Data:

....

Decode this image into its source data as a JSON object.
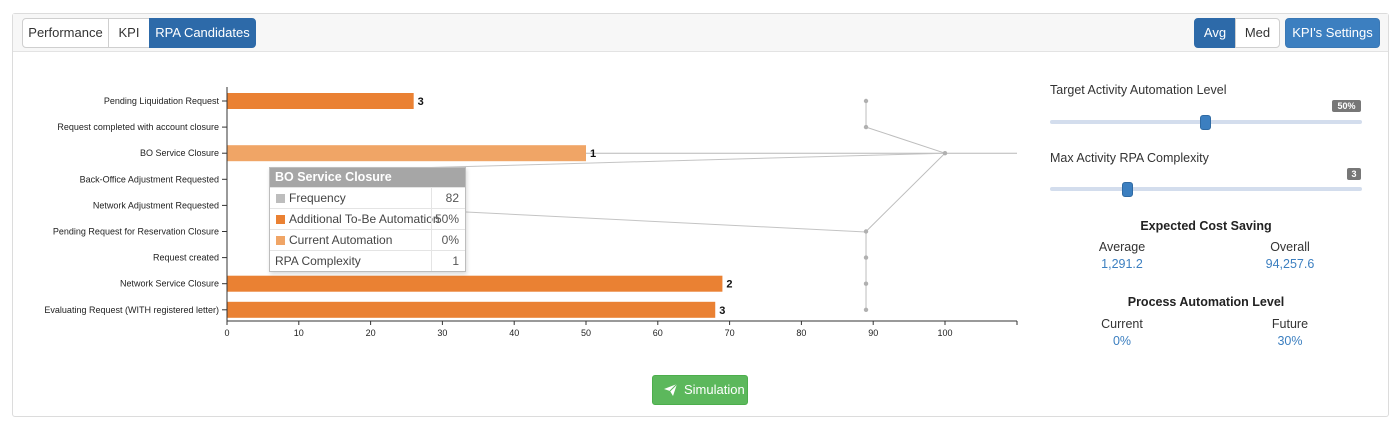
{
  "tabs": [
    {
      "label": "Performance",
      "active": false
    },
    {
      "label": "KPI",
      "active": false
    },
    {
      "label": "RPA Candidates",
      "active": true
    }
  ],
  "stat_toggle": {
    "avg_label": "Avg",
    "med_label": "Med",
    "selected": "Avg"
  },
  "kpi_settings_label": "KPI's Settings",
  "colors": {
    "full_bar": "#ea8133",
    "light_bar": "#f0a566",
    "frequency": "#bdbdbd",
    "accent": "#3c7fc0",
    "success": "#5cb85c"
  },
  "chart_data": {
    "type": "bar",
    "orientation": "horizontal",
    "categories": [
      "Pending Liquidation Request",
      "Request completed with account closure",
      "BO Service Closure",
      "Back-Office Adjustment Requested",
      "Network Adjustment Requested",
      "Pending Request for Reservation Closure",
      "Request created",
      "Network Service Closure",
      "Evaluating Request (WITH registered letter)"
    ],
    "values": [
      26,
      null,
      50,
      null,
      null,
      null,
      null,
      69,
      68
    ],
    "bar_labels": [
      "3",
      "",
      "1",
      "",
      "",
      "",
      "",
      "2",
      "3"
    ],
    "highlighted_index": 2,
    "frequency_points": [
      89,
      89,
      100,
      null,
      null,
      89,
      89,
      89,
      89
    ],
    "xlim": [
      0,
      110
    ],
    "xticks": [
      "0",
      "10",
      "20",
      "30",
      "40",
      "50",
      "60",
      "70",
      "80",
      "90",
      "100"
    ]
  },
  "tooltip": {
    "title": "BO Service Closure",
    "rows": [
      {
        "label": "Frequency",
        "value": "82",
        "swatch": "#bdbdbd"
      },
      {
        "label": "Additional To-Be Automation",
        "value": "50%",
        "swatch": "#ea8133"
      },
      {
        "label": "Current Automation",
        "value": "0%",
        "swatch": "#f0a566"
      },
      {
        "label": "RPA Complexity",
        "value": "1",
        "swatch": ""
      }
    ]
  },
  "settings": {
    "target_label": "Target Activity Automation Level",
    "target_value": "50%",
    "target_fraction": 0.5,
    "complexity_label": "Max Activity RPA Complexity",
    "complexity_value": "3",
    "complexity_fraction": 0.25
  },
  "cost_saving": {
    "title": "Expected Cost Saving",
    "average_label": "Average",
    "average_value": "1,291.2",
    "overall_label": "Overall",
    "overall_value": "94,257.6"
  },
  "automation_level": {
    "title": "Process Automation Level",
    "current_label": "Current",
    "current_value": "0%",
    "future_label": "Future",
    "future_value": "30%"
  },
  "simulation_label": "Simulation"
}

....

Stated task: Copy the records above exactly. The pictures are not part of the copy.

Full answer:
Decode this image into its source data as a JSON object.
{
  "tabs": [
    {
      "label": "Performance",
      "active": false
    },
    {
      "label": "KPI",
      "active": false
    },
    {
      "label": "RPA Candidates",
      "active": true
    }
  ],
  "stat_toggle": {
    "avg_label": "Avg",
    "med_label": "Med",
    "selected": "Avg"
  },
  "kpi_settings_label": "KPI's Settings",
  "colors": {
    "full_bar": "#ea8133",
    "light_bar": "#f0a566",
    "frequency": "#bdbdbd",
    "accent": "#3c7fc0",
    "success": "#5cb85c"
  },
  "chart_data": {
    "type": "bar",
    "orientation": "horizontal",
    "categories": [
      "Pending Liquidation Request",
      "Request completed with account closure",
      "BO Service Closure",
      "Back-Office Adjustment Requested",
      "Network Adjustment Requested",
      "Pending Request for Reservation Closure",
      "Request created",
      "Network Service Closure",
      "Evaluating Request (WITH registered letter)"
    ],
    "values": [
      26,
      null,
      50,
      null,
      null,
      null,
      null,
      69,
      68
    ],
    "bar_labels": [
      "3",
      "",
      "1",
      "",
      "",
      "",
      "",
      "2",
      "3"
    ],
    "highlighted_index": 2,
    "frequency_points": [
      89,
      89,
      100,
      null,
      null,
      89,
      89,
      89,
      89
    ],
    "xlim": [
      0,
      110
    ],
    "xticks": [
      "0",
      "10",
      "20",
      "30",
      "40",
      "50",
      "60",
      "70",
      "80",
      "90",
      "100"
    ]
  },
  "tooltip": {
    "title": "BO Service Closure",
    "rows": [
      {
        "label": "Frequency",
        "value": "82",
        "swatch": "#bdbdbd"
      },
      {
        "label": "Additional To-Be Automation",
        "value": "50%",
        "swatch": "#ea8133"
      },
      {
        "label": "Current Automation",
        "value": "0%",
        "swatch": "#f0a566"
      },
      {
        "label": "RPA Complexity",
        "value": "1",
        "swatch": ""
      }
    ]
  },
  "settings": {
    "target_label": "Target Activity Automation Level",
    "target_value": "50%",
    "target_fraction": 0.5,
    "complexity_label": "Max Activity RPA Complexity",
    "complexity_value": "3",
    "complexity_fraction": 0.25
  },
  "cost_saving": {
    "title": "Expected Cost Saving",
    "average_label": "Average",
    "average_value": "1,291.2",
    "overall_label": "Overall",
    "overall_value": "94,257.6"
  },
  "automation_level": {
    "title": "Process Automation Level",
    "current_label": "Current",
    "current_value": "0%",
    "future_label": "Future",
    "future_value": "30%"
  },
  "simulation_label": "Simulation"
}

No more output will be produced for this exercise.